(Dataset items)
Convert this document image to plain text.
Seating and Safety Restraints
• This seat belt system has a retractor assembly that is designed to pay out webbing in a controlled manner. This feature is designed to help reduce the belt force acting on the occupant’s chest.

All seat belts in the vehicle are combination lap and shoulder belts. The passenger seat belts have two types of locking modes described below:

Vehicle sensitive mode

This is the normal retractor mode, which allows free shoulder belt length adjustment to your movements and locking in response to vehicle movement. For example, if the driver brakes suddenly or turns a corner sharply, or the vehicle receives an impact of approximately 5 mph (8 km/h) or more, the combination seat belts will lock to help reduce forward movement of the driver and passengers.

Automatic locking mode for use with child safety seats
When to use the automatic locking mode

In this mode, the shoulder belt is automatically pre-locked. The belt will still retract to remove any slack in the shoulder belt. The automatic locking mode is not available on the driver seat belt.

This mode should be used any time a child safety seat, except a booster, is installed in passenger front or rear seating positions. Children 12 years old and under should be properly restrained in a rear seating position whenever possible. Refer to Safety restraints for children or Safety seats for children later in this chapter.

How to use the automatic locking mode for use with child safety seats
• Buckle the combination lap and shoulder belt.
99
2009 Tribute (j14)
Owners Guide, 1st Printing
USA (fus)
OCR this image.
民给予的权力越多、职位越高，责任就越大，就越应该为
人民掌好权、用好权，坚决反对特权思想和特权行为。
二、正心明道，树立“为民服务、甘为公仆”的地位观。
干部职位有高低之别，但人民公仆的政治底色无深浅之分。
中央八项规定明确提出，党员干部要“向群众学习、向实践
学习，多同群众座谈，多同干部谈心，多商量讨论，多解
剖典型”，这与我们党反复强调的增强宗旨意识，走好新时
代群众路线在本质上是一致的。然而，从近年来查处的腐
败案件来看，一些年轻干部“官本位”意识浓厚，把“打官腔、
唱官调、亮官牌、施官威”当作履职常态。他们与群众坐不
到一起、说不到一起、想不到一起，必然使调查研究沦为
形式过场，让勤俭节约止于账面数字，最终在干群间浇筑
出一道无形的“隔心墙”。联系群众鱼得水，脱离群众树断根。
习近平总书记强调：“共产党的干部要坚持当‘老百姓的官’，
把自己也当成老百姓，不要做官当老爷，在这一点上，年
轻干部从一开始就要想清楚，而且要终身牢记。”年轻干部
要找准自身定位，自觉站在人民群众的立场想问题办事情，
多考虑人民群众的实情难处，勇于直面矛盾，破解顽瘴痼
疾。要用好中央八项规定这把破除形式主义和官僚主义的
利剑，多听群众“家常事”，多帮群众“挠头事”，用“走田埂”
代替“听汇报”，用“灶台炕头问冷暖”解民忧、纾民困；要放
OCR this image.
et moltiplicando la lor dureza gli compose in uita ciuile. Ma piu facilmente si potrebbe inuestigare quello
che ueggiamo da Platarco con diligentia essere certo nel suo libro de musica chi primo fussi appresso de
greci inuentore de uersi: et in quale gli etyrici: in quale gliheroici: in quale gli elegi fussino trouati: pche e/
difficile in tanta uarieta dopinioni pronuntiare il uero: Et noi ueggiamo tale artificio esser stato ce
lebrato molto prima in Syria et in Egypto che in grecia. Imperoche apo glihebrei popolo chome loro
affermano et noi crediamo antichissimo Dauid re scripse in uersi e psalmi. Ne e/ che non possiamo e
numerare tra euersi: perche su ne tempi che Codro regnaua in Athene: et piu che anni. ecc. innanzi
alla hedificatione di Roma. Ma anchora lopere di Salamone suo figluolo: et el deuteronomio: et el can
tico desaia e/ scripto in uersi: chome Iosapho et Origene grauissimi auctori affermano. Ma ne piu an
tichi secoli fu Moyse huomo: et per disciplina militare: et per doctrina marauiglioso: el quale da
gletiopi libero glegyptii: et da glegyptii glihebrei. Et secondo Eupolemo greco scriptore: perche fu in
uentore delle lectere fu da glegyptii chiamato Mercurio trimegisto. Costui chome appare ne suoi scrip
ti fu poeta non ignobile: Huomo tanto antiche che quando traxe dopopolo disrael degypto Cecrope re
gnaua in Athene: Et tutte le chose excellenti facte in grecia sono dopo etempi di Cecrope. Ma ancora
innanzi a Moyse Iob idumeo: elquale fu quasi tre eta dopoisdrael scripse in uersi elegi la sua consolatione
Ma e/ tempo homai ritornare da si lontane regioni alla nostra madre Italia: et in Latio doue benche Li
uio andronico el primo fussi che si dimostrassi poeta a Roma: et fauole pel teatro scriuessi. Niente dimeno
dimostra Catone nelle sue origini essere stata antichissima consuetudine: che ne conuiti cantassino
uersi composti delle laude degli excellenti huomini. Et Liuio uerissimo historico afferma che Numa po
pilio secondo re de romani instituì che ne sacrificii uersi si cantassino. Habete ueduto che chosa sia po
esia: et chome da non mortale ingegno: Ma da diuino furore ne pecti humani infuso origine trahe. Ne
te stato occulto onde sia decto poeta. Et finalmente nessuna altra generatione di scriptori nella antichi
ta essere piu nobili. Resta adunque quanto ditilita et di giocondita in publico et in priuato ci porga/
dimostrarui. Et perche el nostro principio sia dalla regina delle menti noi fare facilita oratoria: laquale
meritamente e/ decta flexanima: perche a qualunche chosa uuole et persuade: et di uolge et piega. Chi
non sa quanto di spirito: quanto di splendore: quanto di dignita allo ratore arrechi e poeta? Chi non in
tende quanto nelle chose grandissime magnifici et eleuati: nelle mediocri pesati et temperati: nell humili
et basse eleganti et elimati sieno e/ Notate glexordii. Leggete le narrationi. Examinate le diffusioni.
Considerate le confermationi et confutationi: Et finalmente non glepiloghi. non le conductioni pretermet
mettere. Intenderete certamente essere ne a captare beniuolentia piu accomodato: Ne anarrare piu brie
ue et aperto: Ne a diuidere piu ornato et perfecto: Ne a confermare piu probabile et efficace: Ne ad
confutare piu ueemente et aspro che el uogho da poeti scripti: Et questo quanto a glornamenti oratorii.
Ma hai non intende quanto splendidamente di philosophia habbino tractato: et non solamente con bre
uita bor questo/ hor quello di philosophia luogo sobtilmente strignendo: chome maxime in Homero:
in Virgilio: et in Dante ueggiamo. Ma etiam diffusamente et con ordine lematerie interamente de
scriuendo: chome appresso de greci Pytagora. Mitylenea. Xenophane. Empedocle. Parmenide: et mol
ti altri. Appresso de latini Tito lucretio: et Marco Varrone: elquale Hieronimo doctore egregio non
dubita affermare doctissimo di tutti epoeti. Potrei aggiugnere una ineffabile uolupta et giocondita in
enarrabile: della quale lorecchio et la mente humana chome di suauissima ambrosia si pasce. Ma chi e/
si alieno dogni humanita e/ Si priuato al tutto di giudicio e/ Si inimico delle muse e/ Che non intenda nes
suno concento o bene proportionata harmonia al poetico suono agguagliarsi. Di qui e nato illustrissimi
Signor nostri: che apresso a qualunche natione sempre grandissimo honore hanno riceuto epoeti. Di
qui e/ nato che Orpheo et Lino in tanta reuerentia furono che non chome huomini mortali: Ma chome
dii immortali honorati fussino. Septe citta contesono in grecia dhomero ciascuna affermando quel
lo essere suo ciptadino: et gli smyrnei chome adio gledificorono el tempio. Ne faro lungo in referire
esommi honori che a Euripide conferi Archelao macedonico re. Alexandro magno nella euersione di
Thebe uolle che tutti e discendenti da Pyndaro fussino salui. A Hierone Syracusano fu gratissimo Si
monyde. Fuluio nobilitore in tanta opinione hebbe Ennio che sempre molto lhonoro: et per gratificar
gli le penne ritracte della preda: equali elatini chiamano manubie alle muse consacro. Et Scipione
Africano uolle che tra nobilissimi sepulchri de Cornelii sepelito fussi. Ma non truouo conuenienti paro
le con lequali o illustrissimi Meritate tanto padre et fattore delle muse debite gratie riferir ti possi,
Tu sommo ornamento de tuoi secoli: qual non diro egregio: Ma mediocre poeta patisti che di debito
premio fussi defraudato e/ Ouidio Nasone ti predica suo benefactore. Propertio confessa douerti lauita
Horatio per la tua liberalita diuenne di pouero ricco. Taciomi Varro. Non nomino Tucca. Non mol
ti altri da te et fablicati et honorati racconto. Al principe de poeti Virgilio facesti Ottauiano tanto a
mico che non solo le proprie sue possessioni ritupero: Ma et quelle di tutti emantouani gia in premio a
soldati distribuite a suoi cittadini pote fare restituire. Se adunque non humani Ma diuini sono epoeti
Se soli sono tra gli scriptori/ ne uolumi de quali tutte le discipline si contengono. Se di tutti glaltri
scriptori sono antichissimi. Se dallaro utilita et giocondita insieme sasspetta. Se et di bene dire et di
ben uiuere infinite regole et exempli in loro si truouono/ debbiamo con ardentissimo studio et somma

Given request = Identify each line in the records above containing the word "primo"; copy those lines.

Solution to this exercise =
che ueggiamo da Platarco con diligentia essere certo nel suo libro de musica chi primo fussi appresso de
uio andronico el primo fussi che si dimostrassi poeta a Roma: et fauole pel teatro scriuessi. Niente dimeno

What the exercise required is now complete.